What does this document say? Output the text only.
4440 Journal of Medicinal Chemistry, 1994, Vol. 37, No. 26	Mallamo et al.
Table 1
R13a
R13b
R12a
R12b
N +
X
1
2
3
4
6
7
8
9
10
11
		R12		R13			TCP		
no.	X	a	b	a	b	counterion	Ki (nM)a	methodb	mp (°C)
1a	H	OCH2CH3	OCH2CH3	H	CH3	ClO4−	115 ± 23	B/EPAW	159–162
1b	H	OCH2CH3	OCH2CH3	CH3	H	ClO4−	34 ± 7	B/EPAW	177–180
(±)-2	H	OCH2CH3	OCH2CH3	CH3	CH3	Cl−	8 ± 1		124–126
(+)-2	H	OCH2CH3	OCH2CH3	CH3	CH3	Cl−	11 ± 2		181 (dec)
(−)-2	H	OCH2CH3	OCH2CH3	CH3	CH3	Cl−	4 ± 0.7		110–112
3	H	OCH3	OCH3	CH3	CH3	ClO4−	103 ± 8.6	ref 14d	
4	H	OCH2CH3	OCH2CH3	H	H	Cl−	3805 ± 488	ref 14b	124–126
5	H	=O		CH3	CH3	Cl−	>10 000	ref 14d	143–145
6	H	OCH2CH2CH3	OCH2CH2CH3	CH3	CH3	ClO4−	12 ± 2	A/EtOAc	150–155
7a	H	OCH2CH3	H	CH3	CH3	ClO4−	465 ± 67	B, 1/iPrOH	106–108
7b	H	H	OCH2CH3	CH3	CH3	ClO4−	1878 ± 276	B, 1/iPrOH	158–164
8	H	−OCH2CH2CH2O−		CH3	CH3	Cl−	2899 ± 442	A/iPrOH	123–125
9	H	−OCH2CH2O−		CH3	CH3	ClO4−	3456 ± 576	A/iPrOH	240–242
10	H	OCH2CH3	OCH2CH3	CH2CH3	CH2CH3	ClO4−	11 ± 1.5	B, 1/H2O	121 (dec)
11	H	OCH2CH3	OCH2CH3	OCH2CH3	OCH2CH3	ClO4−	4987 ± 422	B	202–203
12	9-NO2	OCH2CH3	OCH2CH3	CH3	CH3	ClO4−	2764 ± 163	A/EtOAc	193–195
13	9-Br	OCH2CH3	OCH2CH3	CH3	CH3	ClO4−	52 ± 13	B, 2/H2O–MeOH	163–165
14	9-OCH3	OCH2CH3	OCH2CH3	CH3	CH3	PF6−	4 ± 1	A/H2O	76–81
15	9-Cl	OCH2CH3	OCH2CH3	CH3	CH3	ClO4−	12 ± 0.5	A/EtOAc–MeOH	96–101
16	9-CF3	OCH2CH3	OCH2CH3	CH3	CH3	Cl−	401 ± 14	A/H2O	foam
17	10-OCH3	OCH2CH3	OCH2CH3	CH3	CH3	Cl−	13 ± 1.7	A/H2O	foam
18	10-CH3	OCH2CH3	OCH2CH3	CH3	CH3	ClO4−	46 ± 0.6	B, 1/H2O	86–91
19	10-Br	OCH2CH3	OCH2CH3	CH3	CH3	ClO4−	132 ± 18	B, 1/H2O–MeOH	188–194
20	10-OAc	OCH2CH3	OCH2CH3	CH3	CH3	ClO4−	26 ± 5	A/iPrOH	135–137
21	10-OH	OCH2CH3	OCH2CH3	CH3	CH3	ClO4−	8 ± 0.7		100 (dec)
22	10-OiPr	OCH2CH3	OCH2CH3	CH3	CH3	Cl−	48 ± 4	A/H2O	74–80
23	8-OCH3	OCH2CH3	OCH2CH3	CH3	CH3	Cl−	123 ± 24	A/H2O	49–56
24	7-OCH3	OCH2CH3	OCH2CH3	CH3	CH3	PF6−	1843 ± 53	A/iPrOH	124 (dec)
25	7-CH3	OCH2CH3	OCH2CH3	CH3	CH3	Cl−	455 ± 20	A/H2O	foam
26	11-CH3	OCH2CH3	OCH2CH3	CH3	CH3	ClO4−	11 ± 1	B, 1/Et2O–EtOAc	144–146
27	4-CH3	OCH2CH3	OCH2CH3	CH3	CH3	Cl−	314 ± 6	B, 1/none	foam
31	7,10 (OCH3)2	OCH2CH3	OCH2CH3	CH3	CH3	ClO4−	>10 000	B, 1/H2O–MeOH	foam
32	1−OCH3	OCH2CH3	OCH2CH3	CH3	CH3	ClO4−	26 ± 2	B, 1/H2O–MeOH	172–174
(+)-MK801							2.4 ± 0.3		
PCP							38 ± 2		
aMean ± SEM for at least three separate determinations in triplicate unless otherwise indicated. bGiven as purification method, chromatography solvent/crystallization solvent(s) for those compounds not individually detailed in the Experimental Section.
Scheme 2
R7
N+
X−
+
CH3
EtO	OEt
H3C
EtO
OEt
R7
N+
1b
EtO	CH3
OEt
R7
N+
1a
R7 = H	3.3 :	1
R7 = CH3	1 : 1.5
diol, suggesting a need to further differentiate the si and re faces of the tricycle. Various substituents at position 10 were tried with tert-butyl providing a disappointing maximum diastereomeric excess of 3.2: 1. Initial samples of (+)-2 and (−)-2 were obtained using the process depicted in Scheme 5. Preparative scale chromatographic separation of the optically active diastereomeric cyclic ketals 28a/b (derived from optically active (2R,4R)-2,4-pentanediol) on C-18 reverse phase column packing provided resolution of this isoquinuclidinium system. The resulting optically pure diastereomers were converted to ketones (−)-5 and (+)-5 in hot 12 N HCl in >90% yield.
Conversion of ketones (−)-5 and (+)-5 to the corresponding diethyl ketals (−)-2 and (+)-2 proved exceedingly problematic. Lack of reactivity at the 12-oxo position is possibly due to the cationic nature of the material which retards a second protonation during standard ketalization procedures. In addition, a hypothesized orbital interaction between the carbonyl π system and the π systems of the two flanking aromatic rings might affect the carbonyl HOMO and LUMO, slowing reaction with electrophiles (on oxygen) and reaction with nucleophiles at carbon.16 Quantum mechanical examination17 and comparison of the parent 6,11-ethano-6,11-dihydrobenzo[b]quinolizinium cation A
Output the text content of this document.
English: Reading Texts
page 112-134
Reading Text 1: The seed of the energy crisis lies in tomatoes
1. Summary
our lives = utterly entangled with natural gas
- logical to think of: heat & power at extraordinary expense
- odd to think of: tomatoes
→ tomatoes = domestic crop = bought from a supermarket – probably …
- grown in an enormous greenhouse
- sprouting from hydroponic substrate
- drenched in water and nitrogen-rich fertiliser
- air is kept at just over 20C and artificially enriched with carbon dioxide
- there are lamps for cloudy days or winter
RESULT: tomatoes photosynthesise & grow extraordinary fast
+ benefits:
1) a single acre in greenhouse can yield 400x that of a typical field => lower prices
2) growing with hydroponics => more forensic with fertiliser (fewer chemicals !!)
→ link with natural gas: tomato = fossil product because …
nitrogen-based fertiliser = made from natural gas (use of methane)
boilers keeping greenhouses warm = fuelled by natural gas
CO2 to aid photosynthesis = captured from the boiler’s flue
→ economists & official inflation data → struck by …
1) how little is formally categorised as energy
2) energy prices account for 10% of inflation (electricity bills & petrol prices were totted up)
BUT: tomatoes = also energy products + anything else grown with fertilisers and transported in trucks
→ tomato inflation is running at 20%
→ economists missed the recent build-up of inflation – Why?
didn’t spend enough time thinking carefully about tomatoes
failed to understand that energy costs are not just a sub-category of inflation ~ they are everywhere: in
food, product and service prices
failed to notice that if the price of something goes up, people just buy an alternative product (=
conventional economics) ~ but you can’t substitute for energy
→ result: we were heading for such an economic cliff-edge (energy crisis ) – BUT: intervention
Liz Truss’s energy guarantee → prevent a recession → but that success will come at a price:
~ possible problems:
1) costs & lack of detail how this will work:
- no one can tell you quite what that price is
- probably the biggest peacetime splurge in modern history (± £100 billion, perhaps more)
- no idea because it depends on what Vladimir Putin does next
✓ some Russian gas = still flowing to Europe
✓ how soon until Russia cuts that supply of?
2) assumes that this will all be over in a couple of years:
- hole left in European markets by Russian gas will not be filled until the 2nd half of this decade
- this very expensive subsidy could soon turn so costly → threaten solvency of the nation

**To do:** Pull out every line above that holds the word "economists".

**Result of the exercise:**
→ economists & official inflation data → struck by …
→ economists missed the recent build-up of inflation – Why?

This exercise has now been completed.